Which lines of the records contain "Smetany"? Collect every one of them.

• [Excerpted records]:

==============================

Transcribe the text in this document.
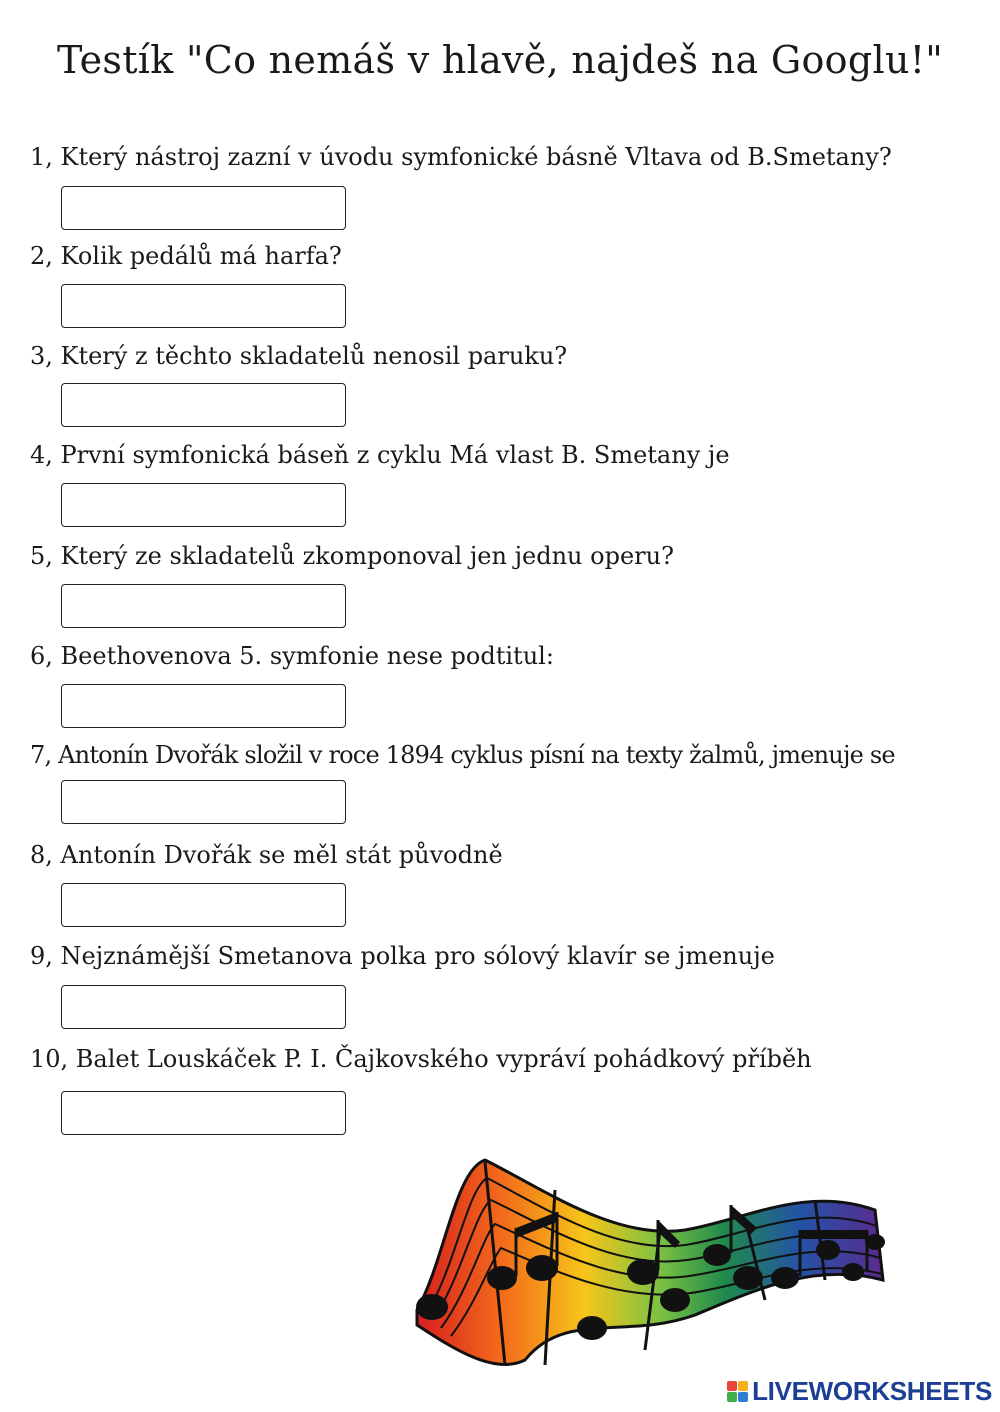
Testík "Co nemáš v hlavě, najdeš na Googlu!"
1, Který nástroj zazní v úvodu symfonické básně Vltava od B.Smetany?
2, Kolik pedálů má harfa?
3, Který z těchto skladatelů nenosil paruku?
4, První symfonická báseň z cyklu Má vlast B. Smetany je
5, Který ze skladatelů zkomponoval jen jednu operu?
6, Beethovenova 5. symfonie nese podtitul:
7, Antonín Dvořák složil v roce 1894 cyklus písní na texty žalmů, jmenuje se
8, Antonín Dvořák se měl stát původně
9, Nejznámější Smetanova polka pro sólový klavír se jmenuje
10, Balet Louskáček P. I. Čajkovského vypráví pohádkový příběh
LIVEWORKSHEETS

==============================

• [Reply to the task]:
1, Který nástroj zazní v úvodu symfonické básně Vltava od B.Smetany?
4, První symfonická báseň z cyklu Má vlast B. Smetany je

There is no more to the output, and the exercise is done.